(Beginning of Study text)

Contextual Cellular Analysis Powers Pharmaceutical and Clinical Research

Cell-based analysis of potential therapeutic targets and vaccines provides researchers with the high level data required to make informed decisions about the function and efficacy of their compounds. Having assays designed so that the appropriate cellular targets can be located and functionally monitored, and so that the assay can be standardized and, where necessary, automated, is a very complex and time-consuming process.

Combining a large portfolio of reagents and the ability to stabilize, standardize and customize assays, with a varied and sophisticated instrument line, Beckman Coulter, Inc. is uniquely positioned to provide high quality data and biological insight to pharma customers. Furthermore, the company offers a corps of experienced MDs and PhDs who work directly with clients to develop assays that will fully elucidate their compounds and targets.

Beckman Coulter scientists work with pharmaceutical clients to identify their assay needs, and to help configure those assays, with a primary focus on designing tests that truly monitor the therapeutic efficacy of compounds and the stratification of patients in clinical trials. In the drug discovery realm, Beckman Coulter scientists are able to develop customized assays and provide the sophisticated instrumentation necessary for high throughput contextual cellular analysis.

(End of Study text)
(Beginning of Data supplied)

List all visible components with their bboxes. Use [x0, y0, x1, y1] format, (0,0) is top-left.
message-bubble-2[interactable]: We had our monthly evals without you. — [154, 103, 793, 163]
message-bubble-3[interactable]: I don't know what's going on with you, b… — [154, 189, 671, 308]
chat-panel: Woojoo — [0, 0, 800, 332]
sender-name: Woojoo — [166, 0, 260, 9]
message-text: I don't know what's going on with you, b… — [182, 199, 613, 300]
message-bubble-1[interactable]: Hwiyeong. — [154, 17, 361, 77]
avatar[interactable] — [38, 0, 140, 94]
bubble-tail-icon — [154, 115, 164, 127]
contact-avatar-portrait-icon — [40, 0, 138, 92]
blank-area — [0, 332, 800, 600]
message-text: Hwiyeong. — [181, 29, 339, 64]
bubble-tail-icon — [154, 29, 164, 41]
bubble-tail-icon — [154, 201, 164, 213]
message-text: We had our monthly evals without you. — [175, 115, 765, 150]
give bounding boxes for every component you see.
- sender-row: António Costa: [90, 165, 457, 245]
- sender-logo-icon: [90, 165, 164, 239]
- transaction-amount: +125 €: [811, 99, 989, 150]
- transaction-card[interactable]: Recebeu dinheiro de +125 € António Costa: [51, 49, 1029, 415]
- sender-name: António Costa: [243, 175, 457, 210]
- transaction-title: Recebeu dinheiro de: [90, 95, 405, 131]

(End of Data supplied)

> **Problem 1**
In two sentences, summarize the article on contextual cellular analysis.
> **Problem 2**
Reproduce the part of the article on contextual cellular analysis starting with "Combining a large" and going on through "compounds and targets.".
> **Problem 3**
Write what comes next in the article on contextual cellular analysis, beginning after its final sentence.

> **Written answer 1**
Cell-based analysis of therapeutic targets and vaccines gives researchers the data they need to judge how their compounds function and how effective they are, but designing such assays and standardizing and automating them is complex and time-consuming. Beckman Coulter combines reagents, assay customization, instruments and experienced MDs and PhDs who work with pharmaceutical clients to configure assays that monitor compound efficacy and stratify clinical trial patients, and it supports high throughput contextual cellular analysis in drug discovery.

> **Written answer 2**
Combining a large portfolio of reagents and the ability to stabilize, standardize and customize assays, with a varied and sophisticated instrument line, Beckman Coulter, Inc. is uniquely positioned to provide high quality data and biological insight to pharma customers. Furthermore, the company offers a corps of experienced MDs and PhDs who work directly with clients to develop assays that will fully elucidate their compounds and targets.

> **Written answer 3**
Once assays are identified, they are standardized so that every test site across an organization, at all locations, arrives at the same answers. When appropriate, these assays can be fully automated. This means that once the sample is placed on the instrument, it is prepared and stained, cells are washed and then sent for analysis. In this manner, complete cellular analysis can be achieved through high-level, multi-color flow cytometry.

Cell-based screening provides a level of context that monitoring target-compound interaction does not. This is significant because testing targets in isolation puts them at a remove from the signaling pathways that can negate hoped for therapeutic benefits. Compounds characterized by cell-based screening are more fully understood, and can more readily move into pre-clinical screening and clinical trials.

To provide contextual cellular analysis, functional assays look at targets within a cell. To do this, the cell must be permeabilized. The appropriate combination of reagents and fluorochromes must be chosen and conjugated. Using processes developed by Beckman Coulter scientists in collaboration with customers, the cell-signaling pathway can be looked at reproducibly. Immune response functions such as intracellular cytokine analysis can be characterized. Regulatory T-cells, for example, can be studied, to better understand immune function, immune competence or immune suppression. The decision to move forward with a compound can be made with confidence, or the compound can fail earlier and new candidates can move into testing.

Finding interrelated needles in the haystack of a cell
Drug discovery companies often have huge numbers of compounds that they believe might have therapeutic potential. For example, consider a pharmaceutical research team that wants to screen a million compounds – 50,000 a day – against a target related to inflammatory response. The team wants to shut down the inflammation process by targeting one specific node within the cell-signaling pathway. The objective is to find the pathways that are associated with immune response, to identify reagents that will look at those pathways and to see if they are turned on or turned off.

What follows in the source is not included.